— STATED GOAL —
Locate all lines in the data below that hold "ylabel" and show them.

(Stored data)
□ □ □
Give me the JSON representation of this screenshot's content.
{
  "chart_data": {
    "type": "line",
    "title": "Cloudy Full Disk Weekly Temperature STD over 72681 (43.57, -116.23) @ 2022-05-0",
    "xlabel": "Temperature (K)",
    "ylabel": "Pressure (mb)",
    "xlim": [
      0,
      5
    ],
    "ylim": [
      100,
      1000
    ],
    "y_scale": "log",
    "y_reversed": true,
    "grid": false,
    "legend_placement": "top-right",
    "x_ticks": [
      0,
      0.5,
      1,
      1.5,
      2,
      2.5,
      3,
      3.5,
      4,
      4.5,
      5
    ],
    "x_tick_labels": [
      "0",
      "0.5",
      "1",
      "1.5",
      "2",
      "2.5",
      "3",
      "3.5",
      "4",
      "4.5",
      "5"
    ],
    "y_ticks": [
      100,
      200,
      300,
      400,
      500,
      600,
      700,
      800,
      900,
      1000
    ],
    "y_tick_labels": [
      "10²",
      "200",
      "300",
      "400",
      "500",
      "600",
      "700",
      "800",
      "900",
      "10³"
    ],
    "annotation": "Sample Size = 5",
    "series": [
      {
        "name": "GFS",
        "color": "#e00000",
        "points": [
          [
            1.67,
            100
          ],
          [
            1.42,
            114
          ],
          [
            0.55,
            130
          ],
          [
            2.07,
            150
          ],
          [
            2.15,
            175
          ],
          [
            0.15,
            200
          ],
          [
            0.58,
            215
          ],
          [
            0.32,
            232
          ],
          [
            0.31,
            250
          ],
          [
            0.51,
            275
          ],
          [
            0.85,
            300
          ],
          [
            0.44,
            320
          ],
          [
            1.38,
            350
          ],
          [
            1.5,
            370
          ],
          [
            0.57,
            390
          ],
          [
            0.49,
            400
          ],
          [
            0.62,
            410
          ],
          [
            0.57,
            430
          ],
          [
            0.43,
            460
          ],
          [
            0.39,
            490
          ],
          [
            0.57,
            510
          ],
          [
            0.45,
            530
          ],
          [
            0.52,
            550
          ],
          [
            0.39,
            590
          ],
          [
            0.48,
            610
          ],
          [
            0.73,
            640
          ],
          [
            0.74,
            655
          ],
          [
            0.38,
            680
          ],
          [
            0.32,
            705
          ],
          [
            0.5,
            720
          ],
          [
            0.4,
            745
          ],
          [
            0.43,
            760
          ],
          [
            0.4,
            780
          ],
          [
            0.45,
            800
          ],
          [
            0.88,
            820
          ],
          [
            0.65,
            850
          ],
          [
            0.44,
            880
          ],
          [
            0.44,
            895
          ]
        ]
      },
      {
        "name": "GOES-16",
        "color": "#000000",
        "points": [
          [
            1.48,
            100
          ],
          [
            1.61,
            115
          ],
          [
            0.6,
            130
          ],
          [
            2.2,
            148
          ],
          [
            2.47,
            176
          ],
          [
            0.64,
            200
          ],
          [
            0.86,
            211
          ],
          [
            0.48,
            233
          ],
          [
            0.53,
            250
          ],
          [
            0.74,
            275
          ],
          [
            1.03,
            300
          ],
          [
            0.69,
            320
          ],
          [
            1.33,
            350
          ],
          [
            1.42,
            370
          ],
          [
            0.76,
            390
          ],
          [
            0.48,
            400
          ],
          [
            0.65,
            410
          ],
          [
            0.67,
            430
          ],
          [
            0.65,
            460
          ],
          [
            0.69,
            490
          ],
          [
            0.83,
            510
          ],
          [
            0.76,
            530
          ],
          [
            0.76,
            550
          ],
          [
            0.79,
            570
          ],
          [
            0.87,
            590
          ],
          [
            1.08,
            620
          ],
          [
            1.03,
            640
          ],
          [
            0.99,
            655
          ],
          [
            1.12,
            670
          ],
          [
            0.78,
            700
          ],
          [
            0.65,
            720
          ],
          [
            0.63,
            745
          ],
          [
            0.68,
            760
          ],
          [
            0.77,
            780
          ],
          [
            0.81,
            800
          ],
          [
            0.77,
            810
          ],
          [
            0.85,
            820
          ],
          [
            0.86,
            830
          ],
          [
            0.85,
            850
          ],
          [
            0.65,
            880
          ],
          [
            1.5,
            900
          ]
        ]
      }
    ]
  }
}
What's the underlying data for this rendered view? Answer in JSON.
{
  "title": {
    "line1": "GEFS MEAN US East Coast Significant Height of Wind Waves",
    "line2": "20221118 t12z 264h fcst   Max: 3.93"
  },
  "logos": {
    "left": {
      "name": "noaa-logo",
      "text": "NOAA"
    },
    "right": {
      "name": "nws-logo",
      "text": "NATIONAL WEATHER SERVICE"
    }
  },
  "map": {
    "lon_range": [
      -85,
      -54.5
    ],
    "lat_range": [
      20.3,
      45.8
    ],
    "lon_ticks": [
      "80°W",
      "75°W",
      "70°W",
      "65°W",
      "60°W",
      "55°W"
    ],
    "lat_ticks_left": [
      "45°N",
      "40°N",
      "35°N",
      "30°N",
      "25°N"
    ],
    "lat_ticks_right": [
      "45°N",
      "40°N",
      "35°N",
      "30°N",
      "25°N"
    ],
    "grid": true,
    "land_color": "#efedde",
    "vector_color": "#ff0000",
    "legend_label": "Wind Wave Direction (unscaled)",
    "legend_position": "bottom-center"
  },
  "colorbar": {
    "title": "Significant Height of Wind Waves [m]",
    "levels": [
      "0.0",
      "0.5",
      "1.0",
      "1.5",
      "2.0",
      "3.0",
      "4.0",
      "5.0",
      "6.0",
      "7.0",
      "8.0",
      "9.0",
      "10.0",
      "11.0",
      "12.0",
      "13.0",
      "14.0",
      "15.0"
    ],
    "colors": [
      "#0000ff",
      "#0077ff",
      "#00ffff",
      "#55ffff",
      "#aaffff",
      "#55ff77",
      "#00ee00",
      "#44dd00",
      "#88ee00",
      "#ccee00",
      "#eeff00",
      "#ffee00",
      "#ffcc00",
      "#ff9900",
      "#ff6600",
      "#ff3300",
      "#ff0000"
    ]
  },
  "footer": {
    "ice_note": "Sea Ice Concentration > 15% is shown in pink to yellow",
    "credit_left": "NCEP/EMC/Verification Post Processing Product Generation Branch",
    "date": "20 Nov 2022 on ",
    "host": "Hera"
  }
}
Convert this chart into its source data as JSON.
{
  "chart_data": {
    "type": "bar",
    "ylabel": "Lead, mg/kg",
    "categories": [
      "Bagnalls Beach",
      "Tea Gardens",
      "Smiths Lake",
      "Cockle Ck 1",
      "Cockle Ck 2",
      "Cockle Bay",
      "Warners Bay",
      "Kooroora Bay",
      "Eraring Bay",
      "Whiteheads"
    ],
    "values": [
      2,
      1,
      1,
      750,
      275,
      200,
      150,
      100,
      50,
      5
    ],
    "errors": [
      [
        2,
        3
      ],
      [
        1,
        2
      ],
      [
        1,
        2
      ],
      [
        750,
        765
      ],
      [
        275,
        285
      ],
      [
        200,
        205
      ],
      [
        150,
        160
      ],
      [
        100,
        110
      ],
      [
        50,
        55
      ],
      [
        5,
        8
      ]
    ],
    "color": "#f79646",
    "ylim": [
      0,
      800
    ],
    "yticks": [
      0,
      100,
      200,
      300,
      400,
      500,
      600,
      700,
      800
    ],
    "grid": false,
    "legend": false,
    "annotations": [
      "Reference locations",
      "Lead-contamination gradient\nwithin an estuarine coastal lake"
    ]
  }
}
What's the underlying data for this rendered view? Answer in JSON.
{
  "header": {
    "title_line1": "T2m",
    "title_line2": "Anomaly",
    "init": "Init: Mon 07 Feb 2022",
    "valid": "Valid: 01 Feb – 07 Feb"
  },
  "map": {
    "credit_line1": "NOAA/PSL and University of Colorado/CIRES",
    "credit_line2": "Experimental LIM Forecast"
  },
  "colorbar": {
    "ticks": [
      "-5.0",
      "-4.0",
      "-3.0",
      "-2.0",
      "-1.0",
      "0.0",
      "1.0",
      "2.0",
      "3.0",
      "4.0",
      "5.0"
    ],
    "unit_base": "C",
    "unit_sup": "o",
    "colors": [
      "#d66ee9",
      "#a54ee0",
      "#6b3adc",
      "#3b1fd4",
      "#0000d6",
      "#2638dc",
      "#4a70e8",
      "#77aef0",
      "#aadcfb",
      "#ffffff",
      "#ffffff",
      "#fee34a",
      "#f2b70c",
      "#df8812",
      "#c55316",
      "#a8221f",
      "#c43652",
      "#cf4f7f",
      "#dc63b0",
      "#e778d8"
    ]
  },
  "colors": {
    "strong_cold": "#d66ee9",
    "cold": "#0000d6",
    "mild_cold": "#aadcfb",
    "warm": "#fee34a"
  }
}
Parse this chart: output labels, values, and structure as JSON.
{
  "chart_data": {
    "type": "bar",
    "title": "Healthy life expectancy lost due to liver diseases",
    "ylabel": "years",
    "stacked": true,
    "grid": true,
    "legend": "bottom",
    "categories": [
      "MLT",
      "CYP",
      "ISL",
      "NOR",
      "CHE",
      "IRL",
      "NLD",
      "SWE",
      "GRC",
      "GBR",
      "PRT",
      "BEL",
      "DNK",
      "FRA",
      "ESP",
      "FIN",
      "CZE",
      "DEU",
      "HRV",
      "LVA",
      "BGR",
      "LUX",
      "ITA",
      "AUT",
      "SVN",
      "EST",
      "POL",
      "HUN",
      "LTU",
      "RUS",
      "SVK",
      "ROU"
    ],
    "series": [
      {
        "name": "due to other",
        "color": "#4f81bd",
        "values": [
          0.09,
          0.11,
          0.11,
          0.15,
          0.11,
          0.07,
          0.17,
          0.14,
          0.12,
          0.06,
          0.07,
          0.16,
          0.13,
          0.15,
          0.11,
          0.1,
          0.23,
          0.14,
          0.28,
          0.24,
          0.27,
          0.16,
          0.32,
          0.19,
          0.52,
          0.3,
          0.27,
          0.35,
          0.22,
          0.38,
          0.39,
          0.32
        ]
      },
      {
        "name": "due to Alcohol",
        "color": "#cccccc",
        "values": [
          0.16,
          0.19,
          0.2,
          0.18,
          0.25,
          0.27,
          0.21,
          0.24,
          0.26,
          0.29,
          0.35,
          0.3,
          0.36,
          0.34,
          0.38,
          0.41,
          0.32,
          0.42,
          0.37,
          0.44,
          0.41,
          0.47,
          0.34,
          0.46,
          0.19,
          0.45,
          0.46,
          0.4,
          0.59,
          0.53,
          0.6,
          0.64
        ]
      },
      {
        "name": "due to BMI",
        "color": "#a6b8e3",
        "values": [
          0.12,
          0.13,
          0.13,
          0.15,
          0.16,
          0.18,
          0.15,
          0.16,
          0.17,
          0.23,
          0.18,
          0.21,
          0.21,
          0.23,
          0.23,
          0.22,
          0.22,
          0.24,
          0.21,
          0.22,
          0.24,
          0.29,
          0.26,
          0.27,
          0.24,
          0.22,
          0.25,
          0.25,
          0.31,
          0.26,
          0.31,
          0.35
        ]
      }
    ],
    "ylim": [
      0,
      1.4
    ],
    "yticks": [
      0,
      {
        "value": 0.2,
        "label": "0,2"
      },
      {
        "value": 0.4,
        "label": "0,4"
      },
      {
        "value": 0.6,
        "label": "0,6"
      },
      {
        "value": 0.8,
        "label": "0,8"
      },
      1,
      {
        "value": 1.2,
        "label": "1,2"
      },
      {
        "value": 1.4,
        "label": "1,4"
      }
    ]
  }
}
□ □ □
— CORRECT RESPONSE —
    "ylabel": "Pressure (mb)",
    "ylabel": "Lead, mg/kg",
    "ylabel": "years",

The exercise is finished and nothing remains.